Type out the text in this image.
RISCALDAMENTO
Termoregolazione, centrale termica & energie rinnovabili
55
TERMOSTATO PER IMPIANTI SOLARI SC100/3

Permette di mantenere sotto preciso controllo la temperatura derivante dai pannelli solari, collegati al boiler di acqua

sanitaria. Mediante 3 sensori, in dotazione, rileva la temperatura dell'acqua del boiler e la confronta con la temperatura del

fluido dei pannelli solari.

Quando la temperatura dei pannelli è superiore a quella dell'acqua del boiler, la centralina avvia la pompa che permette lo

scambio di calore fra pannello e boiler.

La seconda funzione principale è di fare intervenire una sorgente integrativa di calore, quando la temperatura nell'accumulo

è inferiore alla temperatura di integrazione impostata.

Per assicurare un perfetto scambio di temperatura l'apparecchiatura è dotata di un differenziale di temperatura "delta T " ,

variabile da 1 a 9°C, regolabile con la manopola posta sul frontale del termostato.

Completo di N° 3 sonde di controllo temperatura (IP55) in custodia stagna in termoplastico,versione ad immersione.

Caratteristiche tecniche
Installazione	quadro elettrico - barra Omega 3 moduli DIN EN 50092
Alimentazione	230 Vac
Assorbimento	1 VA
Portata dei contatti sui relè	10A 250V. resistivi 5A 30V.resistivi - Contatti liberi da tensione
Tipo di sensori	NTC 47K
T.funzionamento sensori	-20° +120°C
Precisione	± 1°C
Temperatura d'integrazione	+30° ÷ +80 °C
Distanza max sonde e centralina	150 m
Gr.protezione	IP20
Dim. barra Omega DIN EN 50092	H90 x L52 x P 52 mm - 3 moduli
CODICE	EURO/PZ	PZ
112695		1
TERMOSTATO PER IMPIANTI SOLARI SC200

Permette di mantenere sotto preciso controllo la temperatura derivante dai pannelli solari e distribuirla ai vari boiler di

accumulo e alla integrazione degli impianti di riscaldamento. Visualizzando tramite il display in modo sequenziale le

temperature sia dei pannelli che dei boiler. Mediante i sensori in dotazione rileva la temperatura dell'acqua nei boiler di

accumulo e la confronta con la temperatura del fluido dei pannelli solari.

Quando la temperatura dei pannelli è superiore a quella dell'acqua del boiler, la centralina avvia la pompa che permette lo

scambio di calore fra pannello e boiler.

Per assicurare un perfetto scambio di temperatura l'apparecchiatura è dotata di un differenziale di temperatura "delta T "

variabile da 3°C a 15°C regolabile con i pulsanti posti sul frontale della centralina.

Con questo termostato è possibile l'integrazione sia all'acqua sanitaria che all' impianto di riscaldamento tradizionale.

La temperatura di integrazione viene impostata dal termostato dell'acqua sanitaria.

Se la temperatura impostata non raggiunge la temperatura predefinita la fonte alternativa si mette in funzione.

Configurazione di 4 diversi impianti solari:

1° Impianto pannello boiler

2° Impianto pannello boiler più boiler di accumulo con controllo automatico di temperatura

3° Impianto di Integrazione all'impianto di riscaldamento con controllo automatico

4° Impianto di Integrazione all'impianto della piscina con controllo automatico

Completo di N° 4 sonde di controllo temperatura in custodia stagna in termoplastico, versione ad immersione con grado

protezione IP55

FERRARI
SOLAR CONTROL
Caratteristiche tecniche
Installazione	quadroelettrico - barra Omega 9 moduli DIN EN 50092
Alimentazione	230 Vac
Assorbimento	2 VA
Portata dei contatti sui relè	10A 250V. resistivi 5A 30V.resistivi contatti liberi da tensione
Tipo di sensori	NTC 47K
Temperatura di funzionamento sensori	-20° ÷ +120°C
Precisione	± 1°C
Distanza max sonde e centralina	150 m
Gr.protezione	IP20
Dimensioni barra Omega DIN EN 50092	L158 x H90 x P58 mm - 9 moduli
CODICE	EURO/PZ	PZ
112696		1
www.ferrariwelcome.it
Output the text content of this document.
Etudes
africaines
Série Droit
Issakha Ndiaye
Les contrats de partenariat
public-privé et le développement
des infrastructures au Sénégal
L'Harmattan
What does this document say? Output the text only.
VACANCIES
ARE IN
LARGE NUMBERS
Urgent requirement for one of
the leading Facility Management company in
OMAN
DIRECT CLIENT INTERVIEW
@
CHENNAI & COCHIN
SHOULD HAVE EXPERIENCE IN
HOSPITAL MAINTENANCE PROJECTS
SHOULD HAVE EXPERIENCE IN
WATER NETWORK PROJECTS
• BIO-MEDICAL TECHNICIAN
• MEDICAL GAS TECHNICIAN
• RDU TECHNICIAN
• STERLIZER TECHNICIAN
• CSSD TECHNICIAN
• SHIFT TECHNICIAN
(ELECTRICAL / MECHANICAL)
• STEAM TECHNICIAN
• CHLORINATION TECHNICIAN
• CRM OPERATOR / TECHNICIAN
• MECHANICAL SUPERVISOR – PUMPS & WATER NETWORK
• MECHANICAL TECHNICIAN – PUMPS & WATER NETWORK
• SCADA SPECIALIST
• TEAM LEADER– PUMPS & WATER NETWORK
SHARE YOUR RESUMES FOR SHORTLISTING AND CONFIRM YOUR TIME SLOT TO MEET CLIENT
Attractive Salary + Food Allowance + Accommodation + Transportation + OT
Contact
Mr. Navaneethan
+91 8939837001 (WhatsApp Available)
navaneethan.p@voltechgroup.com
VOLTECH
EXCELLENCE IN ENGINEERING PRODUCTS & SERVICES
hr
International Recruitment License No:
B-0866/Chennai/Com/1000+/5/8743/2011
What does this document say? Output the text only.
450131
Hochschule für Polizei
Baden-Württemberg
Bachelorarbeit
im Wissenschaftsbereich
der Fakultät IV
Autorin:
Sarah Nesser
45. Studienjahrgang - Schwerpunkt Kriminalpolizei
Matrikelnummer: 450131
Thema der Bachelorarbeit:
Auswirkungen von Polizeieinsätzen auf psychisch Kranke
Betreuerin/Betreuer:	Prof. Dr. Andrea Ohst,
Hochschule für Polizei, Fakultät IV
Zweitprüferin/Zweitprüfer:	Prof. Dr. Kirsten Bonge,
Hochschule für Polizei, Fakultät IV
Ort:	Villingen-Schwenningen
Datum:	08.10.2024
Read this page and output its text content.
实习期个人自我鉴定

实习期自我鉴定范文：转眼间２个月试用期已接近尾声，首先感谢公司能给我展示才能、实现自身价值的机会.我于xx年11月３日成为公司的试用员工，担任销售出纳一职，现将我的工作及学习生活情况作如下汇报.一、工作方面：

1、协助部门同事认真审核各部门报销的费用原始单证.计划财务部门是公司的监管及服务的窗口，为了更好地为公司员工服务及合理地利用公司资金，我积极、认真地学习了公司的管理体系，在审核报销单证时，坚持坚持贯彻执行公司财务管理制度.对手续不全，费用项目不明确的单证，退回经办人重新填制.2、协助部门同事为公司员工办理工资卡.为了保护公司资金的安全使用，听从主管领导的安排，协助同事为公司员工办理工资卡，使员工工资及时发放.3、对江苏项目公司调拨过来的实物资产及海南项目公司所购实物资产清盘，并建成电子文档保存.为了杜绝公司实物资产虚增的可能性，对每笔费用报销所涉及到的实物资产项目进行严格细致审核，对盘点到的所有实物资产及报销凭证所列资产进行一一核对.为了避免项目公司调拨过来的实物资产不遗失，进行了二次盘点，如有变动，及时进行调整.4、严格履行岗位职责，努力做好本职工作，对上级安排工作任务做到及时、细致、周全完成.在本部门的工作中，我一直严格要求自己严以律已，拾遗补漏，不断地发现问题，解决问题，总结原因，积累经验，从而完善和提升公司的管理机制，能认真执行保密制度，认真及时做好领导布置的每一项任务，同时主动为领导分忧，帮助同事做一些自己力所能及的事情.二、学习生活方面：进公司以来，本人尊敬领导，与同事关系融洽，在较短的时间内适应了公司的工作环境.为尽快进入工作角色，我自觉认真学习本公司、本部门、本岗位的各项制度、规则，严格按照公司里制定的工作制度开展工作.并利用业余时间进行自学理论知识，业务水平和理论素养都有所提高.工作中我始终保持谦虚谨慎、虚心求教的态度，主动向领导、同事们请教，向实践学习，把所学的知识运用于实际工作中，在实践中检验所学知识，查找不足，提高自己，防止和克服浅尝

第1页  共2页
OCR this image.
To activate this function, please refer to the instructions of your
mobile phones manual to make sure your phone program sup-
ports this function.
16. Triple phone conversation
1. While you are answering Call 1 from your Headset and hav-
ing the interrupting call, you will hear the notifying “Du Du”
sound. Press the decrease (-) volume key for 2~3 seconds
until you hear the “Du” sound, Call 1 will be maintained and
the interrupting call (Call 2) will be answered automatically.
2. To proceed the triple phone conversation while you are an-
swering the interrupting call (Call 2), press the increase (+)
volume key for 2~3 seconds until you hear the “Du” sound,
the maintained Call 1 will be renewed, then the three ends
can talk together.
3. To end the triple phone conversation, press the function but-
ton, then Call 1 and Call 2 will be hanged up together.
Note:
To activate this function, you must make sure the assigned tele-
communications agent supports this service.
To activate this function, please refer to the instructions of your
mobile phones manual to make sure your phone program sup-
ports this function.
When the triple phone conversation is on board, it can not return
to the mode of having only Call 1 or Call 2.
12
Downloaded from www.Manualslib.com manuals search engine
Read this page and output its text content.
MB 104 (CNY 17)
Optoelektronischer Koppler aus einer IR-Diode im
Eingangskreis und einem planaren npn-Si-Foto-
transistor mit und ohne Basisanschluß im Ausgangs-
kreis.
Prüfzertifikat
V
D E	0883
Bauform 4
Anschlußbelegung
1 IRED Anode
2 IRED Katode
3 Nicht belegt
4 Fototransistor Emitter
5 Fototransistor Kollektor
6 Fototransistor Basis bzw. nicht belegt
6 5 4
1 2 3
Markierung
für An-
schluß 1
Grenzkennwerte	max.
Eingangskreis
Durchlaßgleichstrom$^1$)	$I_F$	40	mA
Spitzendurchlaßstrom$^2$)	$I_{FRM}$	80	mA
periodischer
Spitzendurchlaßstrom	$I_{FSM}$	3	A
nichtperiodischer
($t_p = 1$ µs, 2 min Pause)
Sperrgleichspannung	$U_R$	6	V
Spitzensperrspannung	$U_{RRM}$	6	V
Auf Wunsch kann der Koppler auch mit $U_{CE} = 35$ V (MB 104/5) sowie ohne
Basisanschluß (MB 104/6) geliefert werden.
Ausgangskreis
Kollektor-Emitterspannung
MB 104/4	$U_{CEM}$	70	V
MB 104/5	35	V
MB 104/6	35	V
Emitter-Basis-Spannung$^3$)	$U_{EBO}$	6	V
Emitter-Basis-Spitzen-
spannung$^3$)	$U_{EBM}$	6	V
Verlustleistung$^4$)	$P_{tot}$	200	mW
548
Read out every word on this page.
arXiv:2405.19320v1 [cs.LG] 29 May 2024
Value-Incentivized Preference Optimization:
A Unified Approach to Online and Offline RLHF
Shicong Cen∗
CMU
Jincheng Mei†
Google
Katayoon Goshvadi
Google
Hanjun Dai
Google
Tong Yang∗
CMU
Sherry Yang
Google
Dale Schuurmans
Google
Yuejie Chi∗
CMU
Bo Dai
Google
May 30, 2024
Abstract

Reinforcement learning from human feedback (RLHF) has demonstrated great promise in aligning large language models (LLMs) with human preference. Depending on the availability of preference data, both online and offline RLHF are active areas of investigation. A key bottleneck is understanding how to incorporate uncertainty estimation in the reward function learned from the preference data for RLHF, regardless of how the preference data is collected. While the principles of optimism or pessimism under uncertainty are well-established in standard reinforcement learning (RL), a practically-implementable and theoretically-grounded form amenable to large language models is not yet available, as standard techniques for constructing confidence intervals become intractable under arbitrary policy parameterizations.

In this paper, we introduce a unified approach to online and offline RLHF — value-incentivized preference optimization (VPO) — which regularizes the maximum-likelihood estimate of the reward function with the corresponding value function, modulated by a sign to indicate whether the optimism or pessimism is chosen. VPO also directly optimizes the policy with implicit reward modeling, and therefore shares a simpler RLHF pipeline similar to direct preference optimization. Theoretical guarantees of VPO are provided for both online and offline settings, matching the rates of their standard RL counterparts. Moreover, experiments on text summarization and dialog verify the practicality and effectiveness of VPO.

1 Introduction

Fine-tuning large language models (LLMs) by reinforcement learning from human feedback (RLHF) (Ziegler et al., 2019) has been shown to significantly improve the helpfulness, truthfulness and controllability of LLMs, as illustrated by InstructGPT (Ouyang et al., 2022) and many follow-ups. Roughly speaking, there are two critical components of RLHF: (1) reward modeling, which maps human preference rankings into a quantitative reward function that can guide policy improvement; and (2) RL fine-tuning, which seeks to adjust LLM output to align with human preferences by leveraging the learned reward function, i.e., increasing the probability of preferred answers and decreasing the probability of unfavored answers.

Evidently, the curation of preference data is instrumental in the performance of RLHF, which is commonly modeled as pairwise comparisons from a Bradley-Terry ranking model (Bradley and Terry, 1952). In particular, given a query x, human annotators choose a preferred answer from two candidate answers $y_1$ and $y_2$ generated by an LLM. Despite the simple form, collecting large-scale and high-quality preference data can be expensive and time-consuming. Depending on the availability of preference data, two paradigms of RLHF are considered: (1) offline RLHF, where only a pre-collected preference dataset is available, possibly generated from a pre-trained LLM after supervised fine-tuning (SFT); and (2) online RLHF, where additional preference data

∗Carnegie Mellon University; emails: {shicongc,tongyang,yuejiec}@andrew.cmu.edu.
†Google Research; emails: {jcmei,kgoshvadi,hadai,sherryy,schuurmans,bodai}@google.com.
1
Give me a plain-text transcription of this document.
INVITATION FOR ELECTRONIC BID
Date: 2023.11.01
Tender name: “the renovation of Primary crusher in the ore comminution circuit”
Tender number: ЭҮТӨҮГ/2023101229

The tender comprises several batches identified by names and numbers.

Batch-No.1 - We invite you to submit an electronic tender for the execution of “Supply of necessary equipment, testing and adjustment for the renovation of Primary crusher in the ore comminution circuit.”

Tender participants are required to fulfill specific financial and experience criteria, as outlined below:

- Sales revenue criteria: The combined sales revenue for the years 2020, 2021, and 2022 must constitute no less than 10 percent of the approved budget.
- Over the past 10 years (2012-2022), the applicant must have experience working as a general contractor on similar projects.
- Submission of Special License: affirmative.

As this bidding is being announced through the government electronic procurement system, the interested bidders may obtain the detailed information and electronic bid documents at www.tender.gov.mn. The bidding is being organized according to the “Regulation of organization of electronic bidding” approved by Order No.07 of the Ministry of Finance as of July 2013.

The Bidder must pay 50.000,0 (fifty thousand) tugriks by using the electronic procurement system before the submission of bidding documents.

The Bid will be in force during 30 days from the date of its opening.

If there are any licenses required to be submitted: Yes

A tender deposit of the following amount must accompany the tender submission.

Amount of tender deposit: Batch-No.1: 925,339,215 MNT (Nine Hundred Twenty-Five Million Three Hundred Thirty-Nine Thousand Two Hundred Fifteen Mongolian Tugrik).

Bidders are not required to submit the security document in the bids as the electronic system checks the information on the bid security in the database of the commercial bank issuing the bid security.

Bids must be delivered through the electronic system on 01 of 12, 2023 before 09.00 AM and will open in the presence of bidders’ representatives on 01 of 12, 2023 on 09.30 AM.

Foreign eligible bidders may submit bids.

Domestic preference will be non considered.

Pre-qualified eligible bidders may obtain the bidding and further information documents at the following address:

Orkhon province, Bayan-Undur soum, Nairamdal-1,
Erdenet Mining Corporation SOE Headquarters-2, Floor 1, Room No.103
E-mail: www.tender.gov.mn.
-.-.-
→ **Short problem**
Find "obtain". Copy every line it occurs in.

→ **Final answer**
As this bidding is being announced through the government electronic procurement system, the interested bidders may obtain the detailed information and electronic bid documents at www.tender.gov.mn. The bidding is being organized according to the “Regulation of organization of electronic bidding” approved by Order No.07 of the Ministry of Finance as of July 2013.
Pre-qualified eligible bidders may obtain the bidding and further information documents at the following address:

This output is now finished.